══ INPUT MATERIAL

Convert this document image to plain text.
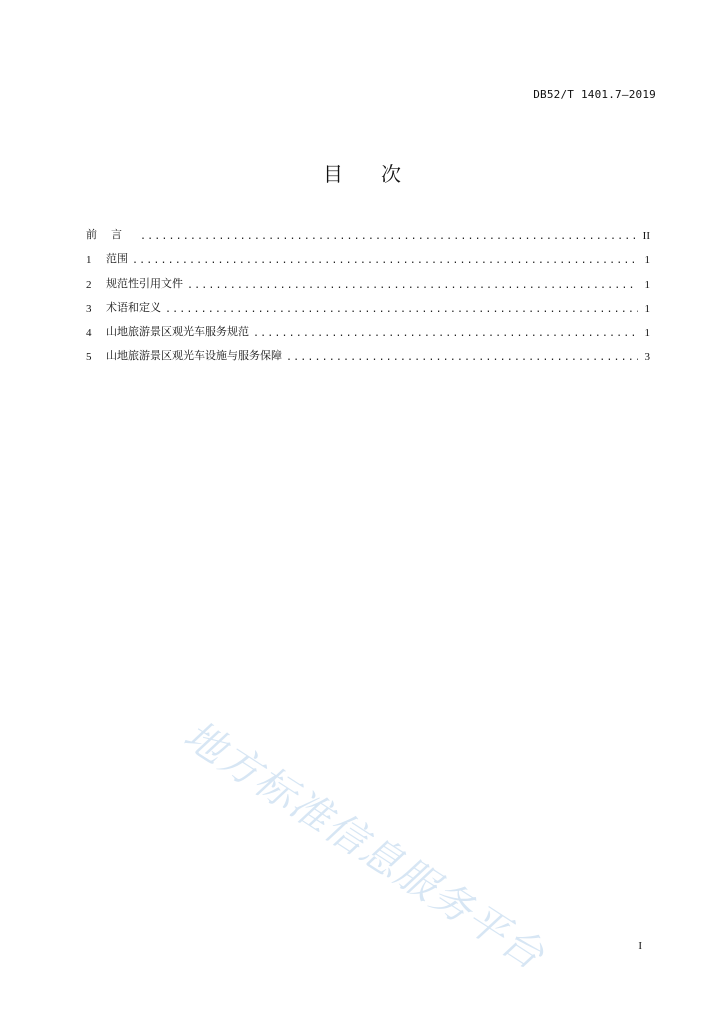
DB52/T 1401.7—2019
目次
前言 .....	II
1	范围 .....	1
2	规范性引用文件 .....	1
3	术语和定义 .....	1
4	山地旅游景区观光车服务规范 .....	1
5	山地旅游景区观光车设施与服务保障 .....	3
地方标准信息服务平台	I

════
══ INPUT MATERIAL

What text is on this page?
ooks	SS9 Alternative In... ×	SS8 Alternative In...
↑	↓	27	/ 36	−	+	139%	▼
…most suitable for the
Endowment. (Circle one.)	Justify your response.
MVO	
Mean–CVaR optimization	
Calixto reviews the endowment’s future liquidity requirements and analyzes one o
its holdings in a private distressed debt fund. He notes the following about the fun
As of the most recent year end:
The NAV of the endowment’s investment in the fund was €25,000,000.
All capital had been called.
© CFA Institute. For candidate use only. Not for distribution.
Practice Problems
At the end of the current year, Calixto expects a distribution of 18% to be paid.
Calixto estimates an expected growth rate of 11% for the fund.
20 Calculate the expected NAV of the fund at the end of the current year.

════
══ INPUT MATERIAL

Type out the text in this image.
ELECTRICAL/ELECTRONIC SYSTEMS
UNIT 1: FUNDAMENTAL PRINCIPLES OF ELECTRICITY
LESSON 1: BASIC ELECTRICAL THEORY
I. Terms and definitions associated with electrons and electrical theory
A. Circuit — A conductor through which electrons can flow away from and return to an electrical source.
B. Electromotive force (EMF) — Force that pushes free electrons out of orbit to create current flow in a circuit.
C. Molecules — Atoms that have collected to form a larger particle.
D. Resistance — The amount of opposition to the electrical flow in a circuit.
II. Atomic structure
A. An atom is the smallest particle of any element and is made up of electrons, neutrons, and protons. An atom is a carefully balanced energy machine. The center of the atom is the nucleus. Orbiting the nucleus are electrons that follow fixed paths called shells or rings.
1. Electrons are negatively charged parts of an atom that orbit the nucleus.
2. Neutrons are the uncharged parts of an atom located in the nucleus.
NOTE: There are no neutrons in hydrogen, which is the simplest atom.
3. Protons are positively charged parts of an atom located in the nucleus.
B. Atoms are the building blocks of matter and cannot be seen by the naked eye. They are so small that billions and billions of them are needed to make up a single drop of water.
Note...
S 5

════

(DO THIS): Copy out every line with the word "particle".

(SOLUTION):
C. Molecules — Atoms that have collected to form a larger particle.
A. An atom is the smallest particle of any element and is made up of electrons, neutrons, and protons. An atom is a carefully balanced energy machine. The center of the atom is the nucleus. Orbiting the nucleus are electrons that follow fixed paths called shells or rings.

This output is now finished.